Task statement
Return each entry exactly, omitting nothing.

-- BEGIN Materials provided --

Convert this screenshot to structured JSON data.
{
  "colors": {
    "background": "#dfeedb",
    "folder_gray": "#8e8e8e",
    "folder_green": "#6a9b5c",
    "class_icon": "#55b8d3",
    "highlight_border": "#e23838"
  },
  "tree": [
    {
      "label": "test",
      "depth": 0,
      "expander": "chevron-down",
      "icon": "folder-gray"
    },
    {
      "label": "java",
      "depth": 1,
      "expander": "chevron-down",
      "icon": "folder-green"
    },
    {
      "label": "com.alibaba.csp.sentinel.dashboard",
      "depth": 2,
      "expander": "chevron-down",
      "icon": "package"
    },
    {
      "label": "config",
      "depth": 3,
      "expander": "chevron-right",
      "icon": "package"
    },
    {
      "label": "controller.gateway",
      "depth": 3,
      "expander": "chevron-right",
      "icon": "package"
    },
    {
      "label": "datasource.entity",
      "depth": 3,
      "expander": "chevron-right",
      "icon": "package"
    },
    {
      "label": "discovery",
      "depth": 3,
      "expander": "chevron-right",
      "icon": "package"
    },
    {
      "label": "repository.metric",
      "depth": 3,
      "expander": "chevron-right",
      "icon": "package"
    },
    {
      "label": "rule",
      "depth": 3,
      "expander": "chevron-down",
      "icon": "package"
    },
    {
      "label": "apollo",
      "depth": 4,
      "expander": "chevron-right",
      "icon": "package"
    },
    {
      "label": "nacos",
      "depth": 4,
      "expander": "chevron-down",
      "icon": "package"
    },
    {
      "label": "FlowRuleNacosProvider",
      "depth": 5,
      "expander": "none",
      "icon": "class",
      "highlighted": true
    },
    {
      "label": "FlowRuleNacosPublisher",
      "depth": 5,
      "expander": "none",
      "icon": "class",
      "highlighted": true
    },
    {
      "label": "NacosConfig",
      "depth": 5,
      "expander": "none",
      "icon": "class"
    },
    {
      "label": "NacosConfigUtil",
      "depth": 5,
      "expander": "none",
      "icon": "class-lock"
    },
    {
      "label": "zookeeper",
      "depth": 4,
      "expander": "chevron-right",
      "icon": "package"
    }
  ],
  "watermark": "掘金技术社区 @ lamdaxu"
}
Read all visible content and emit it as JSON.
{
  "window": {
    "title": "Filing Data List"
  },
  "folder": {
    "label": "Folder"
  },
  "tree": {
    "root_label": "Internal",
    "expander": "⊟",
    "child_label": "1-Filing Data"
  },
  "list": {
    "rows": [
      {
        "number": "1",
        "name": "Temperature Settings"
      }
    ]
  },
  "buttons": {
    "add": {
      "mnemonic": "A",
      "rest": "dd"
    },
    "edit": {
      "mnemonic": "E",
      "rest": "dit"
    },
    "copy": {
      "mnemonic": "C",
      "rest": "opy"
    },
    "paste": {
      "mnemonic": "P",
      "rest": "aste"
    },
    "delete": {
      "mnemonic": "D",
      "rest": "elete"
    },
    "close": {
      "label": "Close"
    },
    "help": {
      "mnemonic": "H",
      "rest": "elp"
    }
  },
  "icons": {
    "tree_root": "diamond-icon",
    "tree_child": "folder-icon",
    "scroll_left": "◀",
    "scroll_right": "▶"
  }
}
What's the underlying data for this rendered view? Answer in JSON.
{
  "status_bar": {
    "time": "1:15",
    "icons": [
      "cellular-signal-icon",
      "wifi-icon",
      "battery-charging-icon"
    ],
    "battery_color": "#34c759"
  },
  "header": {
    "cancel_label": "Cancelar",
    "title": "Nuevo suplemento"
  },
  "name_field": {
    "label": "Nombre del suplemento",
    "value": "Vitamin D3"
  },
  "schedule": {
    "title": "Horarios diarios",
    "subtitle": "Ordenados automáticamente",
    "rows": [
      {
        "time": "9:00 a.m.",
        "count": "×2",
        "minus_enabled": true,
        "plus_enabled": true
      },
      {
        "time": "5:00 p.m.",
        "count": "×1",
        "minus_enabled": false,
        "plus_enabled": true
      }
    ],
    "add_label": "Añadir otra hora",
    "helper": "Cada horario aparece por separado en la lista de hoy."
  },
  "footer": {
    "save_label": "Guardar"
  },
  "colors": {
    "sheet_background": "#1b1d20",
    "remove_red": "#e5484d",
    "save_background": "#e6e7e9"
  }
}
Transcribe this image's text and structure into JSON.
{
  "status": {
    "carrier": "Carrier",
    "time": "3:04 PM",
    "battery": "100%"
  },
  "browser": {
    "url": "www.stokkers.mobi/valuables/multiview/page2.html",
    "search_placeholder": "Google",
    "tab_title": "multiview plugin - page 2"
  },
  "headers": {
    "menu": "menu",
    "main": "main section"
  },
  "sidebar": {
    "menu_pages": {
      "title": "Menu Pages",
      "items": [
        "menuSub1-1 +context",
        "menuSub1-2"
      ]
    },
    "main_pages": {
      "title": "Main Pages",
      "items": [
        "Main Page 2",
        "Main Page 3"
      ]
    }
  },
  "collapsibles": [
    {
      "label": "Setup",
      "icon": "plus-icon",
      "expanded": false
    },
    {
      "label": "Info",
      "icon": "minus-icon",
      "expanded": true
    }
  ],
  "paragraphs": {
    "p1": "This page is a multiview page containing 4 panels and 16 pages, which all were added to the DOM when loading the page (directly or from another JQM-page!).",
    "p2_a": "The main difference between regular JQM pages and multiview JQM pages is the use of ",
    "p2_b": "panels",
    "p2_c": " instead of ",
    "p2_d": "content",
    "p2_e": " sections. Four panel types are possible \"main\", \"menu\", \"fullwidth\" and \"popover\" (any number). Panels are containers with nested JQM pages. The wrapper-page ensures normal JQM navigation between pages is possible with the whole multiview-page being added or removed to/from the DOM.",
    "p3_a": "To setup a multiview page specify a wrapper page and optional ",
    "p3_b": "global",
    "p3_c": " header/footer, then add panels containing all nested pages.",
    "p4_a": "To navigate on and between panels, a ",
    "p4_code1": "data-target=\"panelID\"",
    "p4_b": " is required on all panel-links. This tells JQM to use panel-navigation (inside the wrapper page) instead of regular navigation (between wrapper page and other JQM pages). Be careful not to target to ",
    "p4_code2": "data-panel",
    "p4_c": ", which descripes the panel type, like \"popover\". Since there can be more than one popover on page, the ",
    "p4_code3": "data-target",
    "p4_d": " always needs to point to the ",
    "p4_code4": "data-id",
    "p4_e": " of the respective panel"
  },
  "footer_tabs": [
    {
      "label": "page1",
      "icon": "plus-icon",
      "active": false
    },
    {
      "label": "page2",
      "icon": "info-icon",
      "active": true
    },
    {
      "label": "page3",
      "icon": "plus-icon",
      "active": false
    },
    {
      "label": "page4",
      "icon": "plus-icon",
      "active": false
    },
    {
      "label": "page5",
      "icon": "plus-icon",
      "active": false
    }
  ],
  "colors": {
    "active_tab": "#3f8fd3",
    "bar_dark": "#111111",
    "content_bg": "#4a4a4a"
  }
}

-- END Materials provided --

Solution
Convert this screenshot to structured JSON data.
{
  "colors": {
    "background": "#dfeedb",
    "folder_gray": "#8e8e8e",
    "folder_green": "#6a9b5c",
    "class_icon": "#55b8d3",
    "highlight_border": "#e23838"
  },
  "tree": [
    {
      "label": "test",
      "depth": 0,
      "expander": "chevron-down",
      "icon": "folder-gray"
    },
    {
      "label": "java",
      "depth": 1,
      "expander": "chevron-down",
      "icon": "folder-green"
    },
    {
      "label": "com.alibaba.csp.sentinel.dashboard",
      "depth": 2,
      "expander": "chevron-down",
      "icon": "package"
    },
    {
      "label": "config",
      "depth": 3,
      "expander": "chevron-right",
      "icon": "package"
    },
    {
      "label": "controller.gateway",
      "depth": 3,
      "expander": "chevron-right",
      "icon": "package"
    },
    {
      "label": "datasource.entity",
      "depth": 3,
      "expander": "chevron-right",
      "icon": "package"
    },
    {
      "label": "discovery",
      "depth": 3,
      "expander": "chevron-right",
      "icon": "package"
    },
    {
      "label": "repository.metric",
      "depth": 3,
      "expander": "chevron-right",
      "icon": "package"
    },
    {
      "label": "rule",
      "depth": 3,
      "expander": "chevron-down",
      "icon": "package"
    },
    {
      "label": "apollo",
      "depth": 4,
      "expander": "chevron-right",
      "icon": "package"
    },
    {
      "label": "nacos",
      "depth": 4,
      "expander": "chevron-down",
      "icon": "package"
    },
    {
      "label": "FlowRuleNacosProvider",
      "depth": 5,
      "expander": "none",
      "icon": "class",
      "highlighted": true
    },
    {
      "label": "FlowRuleNacosPublisher",
      "depth": 5,
      "expander": "none",
      "icon": "class",
      "highlighted": true
    },
    {
      "label": "NacosConfig",
      "depth": 5,
      "expander": "none",
      "icon": "class"
    },
    {
      "label": "NacosConfigUtil",
      "depth": 5,
      "expander": "none",
      "icon": "class-lock"
    },
    {
      "label": "zookeeper",
      "depth": 4,
      "expander": "chevron-right",
      "icon": "package"
    }
  ],
  "watermark": "掘金技术社区 @ lamdaxu"
}
Read all visible content and emit it as JSON.
{
  "window": {
    "title": "Filing Data List"
  },
  "folder": {
    "label": "Folder"
  },
  "tree": {
    "root_label": "Internal",
    "expander": "⊟",
    "child_label": "1-Filing Data"
  },
  "list": {
    "rows": [
      {
        "number": "1",
        "name": "Temperature Settings"
      }
    ]
  },
  "buttons": {
    "add": {
      "mnemonic": "A",
      "rest": "dd"
    },
    "edit": {
      "mnemonic": "E",
      "rest": "dit"
    },
    "copy": {
      "mnemonic": "C",
      "rest": "opy"
    },
    "paste": {
      "mnemonic": "P",
      "rest": "aste"
    },
    "delete": {
      "mnemonic": "D",
      "rest": "elete"
    },
    "close": {
      "label": "Close"
    },
    "help": {
      "mnemonic": "H",
      "rest": "elp"
    }
  },
  "icons": {
    "tree_root": "diamond-icon",
    "tree_child": "folder-icon",
    "scroll_left": "◀",
    "scroll_right": "▶"
  }
}
What's the underlying data for this rendered view? Answer in JSON.
{
  "status_bar": {
    "time": "1:15",
    "icons": [
      "cellular-signal-icon",
      "wifi-icon",
      "battery-charging-icon"
    ],
    "battery_color": "#34c759"
  },
  "header": {
    "cancel_label": "Cancelar",
    "title": "Nuevo suplemento"
  },
  "name_field": {
    "label": "Nombre del suplemento",
    "value": "Vitamin D3"
  },
  "schedule": {
    "title": "Horarios diarios",
    "subtitle": "Ordenados automáticamente",
    "rows": [
      {
        "time": "9:00 a.m.",
        "count": "×2",
        "minus_enabled": true,
        "plus_enabled": true
      },
      {
        "time": "5:00 p.m.",
        "count": "×1",
        "minus_enabled": false,
        "plus_enabled": true
      }
    ],
    "add_label": "Añadir otra hora",
    "helper": "Cada horario aparece por separado en la lista de hoy."
  },
  "footer": {
    "save_label": "Guardar"
  },
  "colors": {
    "sheet_background": "#1b1d20",
    "remove_red": "#e5484d",
    "save_background": "#e6e7e9"
  }
}
Transcribe this image's text and structure into JSON.
{
  "status": {
    "carrier": "Carrier",
    "time": "3:04 PM",
    "battery": "100%"
  },
  "browser": {
    "url": "www.stokkers.mobi/valuables/multiview/page2.html",
    "search_placeholder": "Google",
    "tab_title": "multiview plugin - page 2"
  },
  "headers": {
    "menu": "menu",
    "main": "main section"
  },
  "sidebar": {
    "menu_pages": {
      "title": "Menu Pages",
      "items": [
        "menuSub1-1 +context",
        "menuSub1-2"
      ]
    },
    "main_pages": {
      "title": "Main Pages",
      "items": [
        "Main Page 2",
        "Main Page 3"
      ]
    }
  },
  "collapsibles": [
    {
      "label": "Setup",
      "icon": "plus-icon",
      "expanded": false
    },
    {
      "label": "Info",
      "icon": "minus-icon",
      "expanded": true
    }
  ],
  "paragraphs": {
    "p1": "This page is a multiview page containing 4 panels and 16 pages, which all were added to the DOM when loading the page (directly or from another JQM-page!).",
    "p2_a": "The main difference between regular JQM pages and multiview JQM pages is the use of ",
    "p2_b": "panels",
    "p2_c": " instead of ",
    "p2_d": "content",
    "p2_e": " sections. Four panel types are possible \"main\", \"menu\", \"fullwidth\" and \"popover\" (any number). Panels are containers with nested JQM pages. The wrapper-page ensures normal JQM navigation between pages is possible with the whole multiview-page being added or removed to/from the DOM.",
    "p3_a": "To setup a multiview page specify a wrapper page and optional ",
    "p3_b": "global",
    "p3_c": " header/footer, then add panels containing all nested pages.",
    "p4_a": "To navigate on and between panels, a ",
    "p4_code1": "data-target=\"panelID\"",
    "p4_b": " is required on all panel-links. This tells JQM to use panel-navigation (inside the wrapper page) instead of regular navigation (between wrapper page and other JQM pages). Be careful not to target to ",
    "p4_code2": "data-panel",
    "p4_c": ", which descripes the panel type, like \"popover\". Since there can be more than one popover on page, the ",
    "p4_code3": "data-target",
    "p4_d": " always needs to point to the ",
    "p4_code4": "data-id",
    "p4_e": " of the respective panel"
  },
  "footer_tabs": [
    {
      "label": "page1",
      "icon": "plus-icon",
      "active": false
    },
    {
      "label": "page2",
      "icon": "info-icon",
      "active": true
    },
    {
      "label": "page3",
      "icon": "plus-icon",
      "active": false
    },
    {
      "label": "page4",
      "icon": "plus-icon",
      "active": false
    },
    {
      "label": "page5",
      "icon": "plus-icon",
      "active": false
    }
  ],
  "colors": {
    "active_tab": "#3f8fd3",
    "bar_dark": "#111111",
    "content_bg": "#4a4a4a"
  }
}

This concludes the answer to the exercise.